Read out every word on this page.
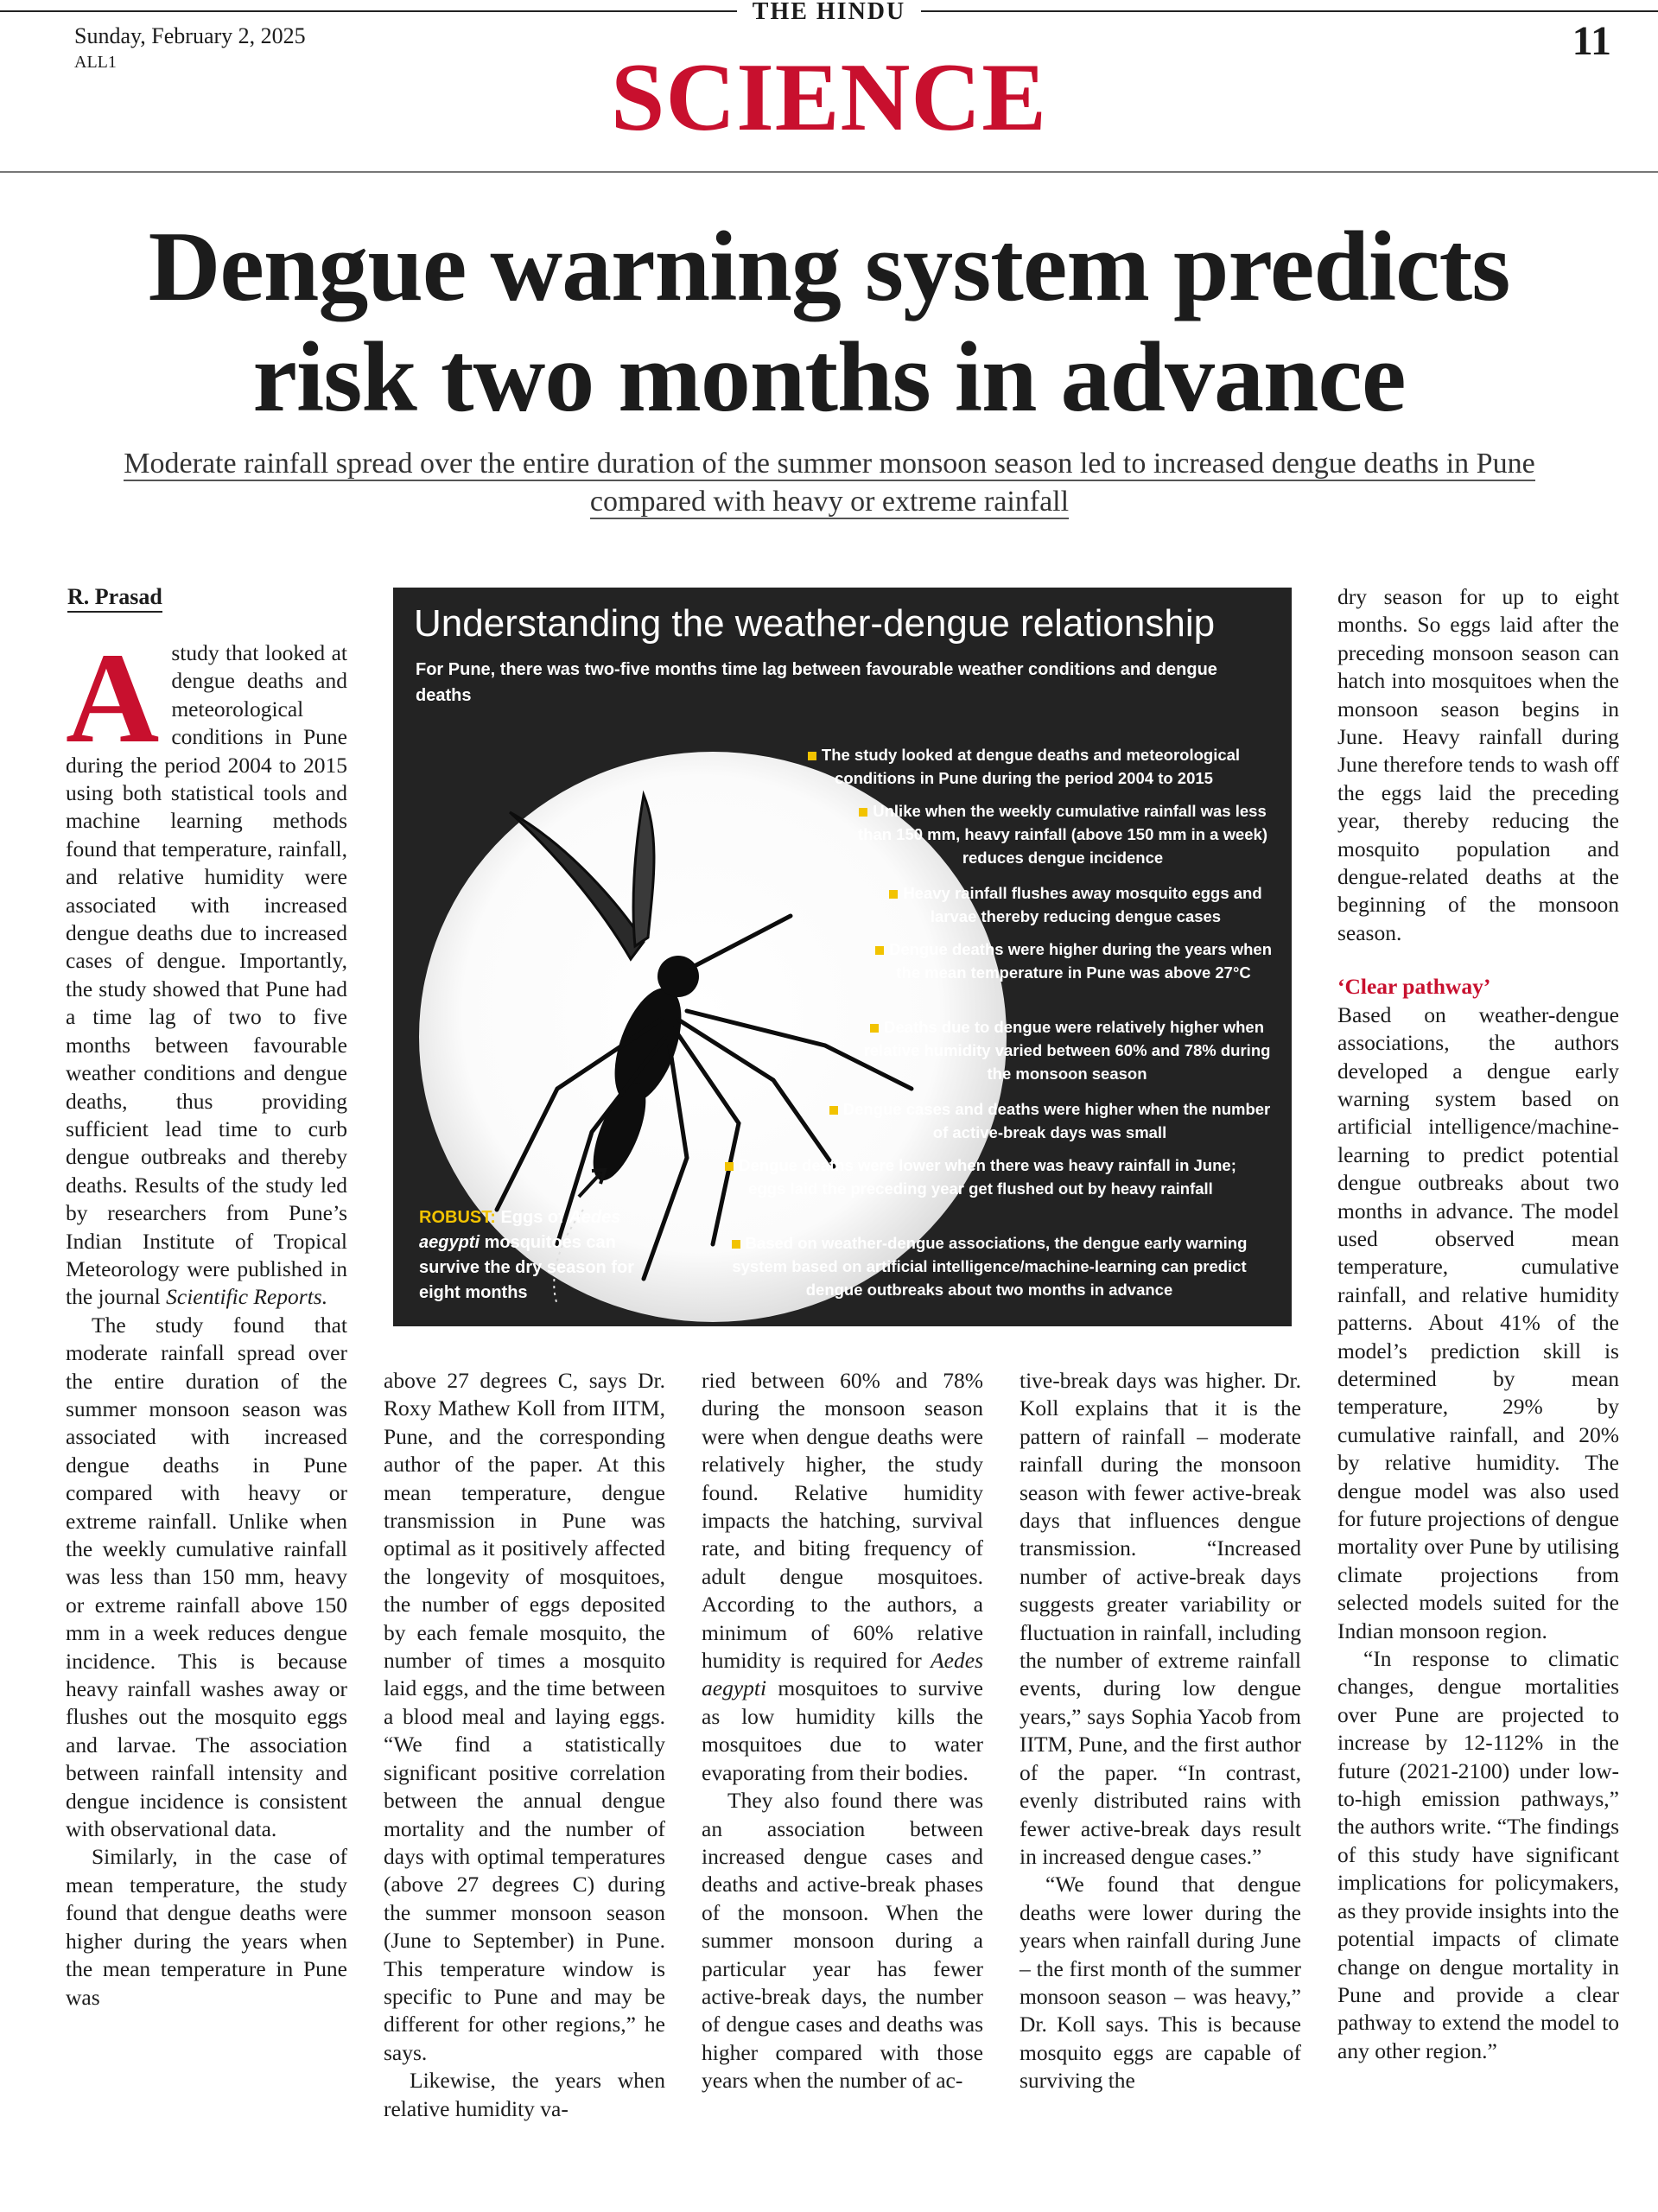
THE HINDU
Sunday, February 2, 2025
ALL1	SCIENCE
11
Dengue warning system predicts
risk two months in advance
Moderate rainfall spread over the entire duration of the summer monsoon season led to increased dengue deaths in Pune
compared with heavy or extreme rainfall
R. Prasad

Astudy that looked at dengue deaths and meteorological conditions in Pune during the period 2004 to 2015 using both statistical tools and machine learning methods found that temperature, rainfall, and relative humidity were associated with increased dengue deaths due to increased cases of dengue. Importantly, the study showed that Pune had a time lag of two to five months between favourable weather conditions and dengue deaths, thus providing sufficient lead time to curb dengue outbreaks and thereby deaths. Results of the study led by researchers from Pune’s Indian Institute of Tropical Meteorology were published in the journal Scientific Reports.

The study found that moderate rainfall spread over the entire duration of the summer monsoon season was associated with increased dengue deaths in Pune compared with heavy or extreme rainfall. Unlike when the weekly cumulative rainfall was less than 150 mm, heavy or extreme rainfall above 150 mm in a week reduces dengue incidence. This is because heavy rainfall washes away or flushes out the mosquito eggs and larvae. The association between rainfall intensity and dengue incidence is consistent with observational data.

Similarly, in the case of mean temperature, the study found that dengue deaths were higher during the years when the mean temperature in Pune was

Understanding the weather-dengue relationship
For Pune, there was two-five months time lag between favourable weather conditions and dengue deaths
The study looked at dengue deaths and meteorological conditions in Pune during the period 2004 to 2015
Unlike when the weekly cumulative rainfall was less than 150 mm, heavy rainfall (above 150 mm in a week) reduces dengue incidence
Heavy rainfall flushes away mosquito eggs and larvae thereby reducing dengue cases
Dengue deaths were higher during the years when the mean temperature in Pune was above 27°C
Deaths due to dengue were relatively higher when relative humidity varied between 60% and 78% during the monsoon season
Dengue cases and deaths were higher when the number of active-break days was small
Dengue deaths were lower when there was heavy rainfall in June; eggs laid the preceding year get flushed out by heavy rainfall
Based on weather-dengue associations, the dengue early warning system based on artificial intelligence/machine-learning can predict dengue outbreaks about two months in advance
ROBUST: Eggs of Aedes aegypti mosquitoes can survive the dry season for eight months

above 27 degrees C, says Dr. Roxy Mathew Koll from IITM, Pune, and the corresponding author of the paper. At this mean temperature, dengue transmission in Pune was optimal as it positively affected the longevity of mosquitoes, the number of eggs deposited by each female mosquito, the number of times a mosquito laid eggs, and the time between a blood meal and laying eggs. “We find a statistically significant positive correlation between the annual dengue mortality and the number of days with optimal temperatures (above 27 degrees C) during the summer monsoon season (June to September) in Pune. This temperature window is specific to Pune and may be different for other regions,” he says.

Likewise, the years when relative humidity va-

ried between 60% and 78% during the monsoon season were when dengue deaths were relatively higher, the study found. Relative humidity impacts the hatching, survival rate, and biting frequency of adult dengue mosquitoes. According to the authors, a minimum of 60% relative humidity is required for Aedes aegypti mosquitoes to survive as low humidity kills the mosquitoes due to water evaporating from their bodies.

They also found there was an association between increased dengue cases and deaths and active-break phases of the monsoon. When the summer monsoon during a particular year has fewer active-break days, the number of dengue cases and deaths was higher compared with those years when the number of ac-

tive-break days was higher. Dr. Koll explains that it is the pattern of rainfall – moderate rainfall during the monsoon season with fewer active-break days that influences dengue transmission. “Increased number of active-break days suggests greater variability or fluctuation in rainfall, including the number of extreme rainfall events, during low dengue years,” says Sophia Yacob from IITM, Pune, and the first author of the paper. “In contrast, evenly distributed rains with fewer active-break days result in increased dengue cases.”

“We found that dengue deaths were lower during the years when rainfall during June – the first month of the summer monsoon season – was heavy,” Dr. Koll says. This is because mosquito eggs are capable of surviving the

dry season for up to eight months. So eggs laid after the preceding monsoon season can hatch into mosquitoes when the monsoon season begins in June. Heavy rainfall during June therefore tends to wash off the eggs laid the preceding year, thereby reducing the mosquito population and dengue-related deaths at the beginning of the monsoon season.

‘Clear pathway’

Based on weather-dengue associations, the authors developed a dengue early warning system based on artificial intelligence/machine-learning to predict potential dengue outbreaks about two months in advance. The model used observed mean temperature, cumulative rainfall, and relative humidity patterns. About 41% of the model’s prediction skill is determined by mean temperature, 29% by cumulative rainfall, and 20% by relative humidity. The dengue model was also used for future projections of dengue mortality over Pune by utilising climate projections from selected models suited for the Indian monsoon region.

“In response to climatic changes, dengue mortalities over Pune are projected to increase by 12-112% in the future (2021-2100) under low-to-high emission pathways,” the authors write. “The findings of this study have significant implications for policymakers, as they provide insights into the potential impacts of climate change on dengue mortality in Pune and provide a clear pathway to extend the model to any other region.”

**WHAT TO WORK ON**
In your copy of the listing above, reproduce each line exactly and omit all pictures.

**FULL OUTPUT**
Read out every word on this page.
THE HINDU
Sunday, February 2, 2025
ALL1	SCIENCE
11
Dengue warning system predicts
risk two months in advance
Moderate rainfall spread over the entire duration of the summer monsoon season led to increased dengue deaths in Pune
compared with heavy or extreme rainfall
R. Prasad

Astudy that looked at dengue deaths and meteorological conditions in Pune during the period 2004 to 2015 using both statistical tools and machine learning methods found that temperature, rainfall, and relative humidity were associated with increased dengue deaths due to increased cases of dengue. Importantly, the study showed that Pune had a time lag of two to five months between favourable weather conditions and dengue deaths, thus providing sufficient lead time to curb dengue outbreaks and thereby deaths. Results of the study led by researchers from Pune’s Indian Institute of Tropical Meteorology were published in the journal Scientific Reports.

The study found that moderate rainfall spread over the entire duration of the summer monsoon season was associated with increased dengue deaths in Pune compared with heavy or extreme rainfall. Unlike when the weekly cumulative rainfall was less than 150 mm, heavy or extreme rainfall above 150 mm in a week reduces dengue incidence. This is because heavy rainfall washes away or flushes out the mosquito eggs and larvae. The association between rainfall intensity and dengue incidence is consistent with observational data.

Similarly, in the case of mean temperature, the study found that dengue deaths were higher during the years when the mean temperature in Pune was

Understanding the weather-dengue relationship
For Pune, there was two-five months time lag between favourable weather conditions and dengue deaths
The study looked at dengue deaths and meteorological conditions in Pune during the period 2004 to 2015
Unlike when the weekly cumulative rainfall was less than 150 mm, heavy rainfall (above 150 mm in a week) reduces dengue incidence
Heavy rainfall flushes away mosquito eggs and larvae thereby reducing dengue cases
Dengue deaths were higher during the years when the mean temperature in Pune was above 27°C
Deaths due to dengue were relatively higher when relative humidity varied between 60% and 78% during the monsoon season
Dengue cases and deaths were higher when the number of active-break days was small
Dengue deaths were lower when there was heavy rainfall in June; eggs laid the preceding year get flushed out by heavy rainfall
Based on weather-dengue associations, the dengue early warning system based on artificial intelligence/machine-learning can predict dengue outbreaks about two months in advance
ROBUST: Eggs of Aedes aegypti mosquitoes can survive the dry season for eight months

above 27 degrees C, says Dr. Roxy Mathew Koll from IITM, Pune, and the corresponding author of the paper. At this mean temperature, dengue transmission in Pune was optimal as it positively affected the longevity of mosquitoes, the number of eggs deposited by each female mosquito, the number of times a mosquito laid eggs, and the time between a blood meal and laying eggs. “We find a statistically significant positive correlation between the annual dengue mortality and the number of days with optimal temperatures (above 27 degrees C) during the summer monsoon season (June to September) in Pune. This temperature window is specific to Pune and may be different for other regions,” he says.

Likewise, the years when relative humidity va-

ried between 60% and 78% during the monsoon season were when dengue deaths were relatively higher, the study found. Relative humidity impacts the hatching, survival rate, and biting frequency of adult dengue mosquitoes. According to the authors, a minimum of 60% relative humidity is required for Aedes aegypti mosquitoes to survive as low humidity kills the mosquitoes due to water evaporating from their bodies.

They also found there was an association between increased dengue cases and deaths and active-break phases of the monsoon. When the summer monsoon during a particular year has fewer active-break days, the number of dengue cases and deaths was higher compared with those years when the number of ac-

tive-break days was higher. Dr. Koll explains that it is the pattern of rainfall – moderate rainfall during the monsoon season with fewer active-break days that influences dengue transmission. “Increased number of active-break days suggests greater variability or fluctuation in rainfall, including the number of extreme rainfall events, during low dengue years,” says Sophia Yacob from IITM, Pune, and the first author of the paper. “In contrast, evenly distributed rains with fewer active-break days result in increased dengue cases.”

“We found that dengue deaths were lower during the years when rainfall during June – the first month of the summer monsoon season – was heavy,” Dr. Koll says. This is because mosquito eggs are capable of surviving the

dry season for up to eight months. So eggs laid after the preceding monsoon season can hatch into mosquitoes when the monsoon season begins in June. Heavy rainfall during June therefore tends to wash off the eggs laid the preceding year, thereby reducing the mosquito population and dengue-related deaths at the beginning of the monsoon season.

‘Clear pathway’

Based on weather-dengue associations, the authors developed a dengue early warning system based on artificial intelligence/machine-learning to predict potential dengue outbreaks about two months in advance. The model used observed mean temperature, cumulative rainfall, and relative humidity patterns. About 41% of the model’s prediction skill is determined by mean temperature, 29% by cumulative rainfall, and 20% by relative humidity. The dengue model was also used for future projections of dengue mortality over Pune by utilising climate projections from selected models suited for the Indian monsoon region.

“In response to climatic changes, dengue mortalities over Pune are projected to increase by 12-112% in the future (2021-2100) under low-to-high emission pathways,” the authors write. “The findings of this study have significant implications for policymakers, as they provide insights into the potential impacts of climate change on dengue mortality in Pune and provide a clear pathway to extend the model to any other region.”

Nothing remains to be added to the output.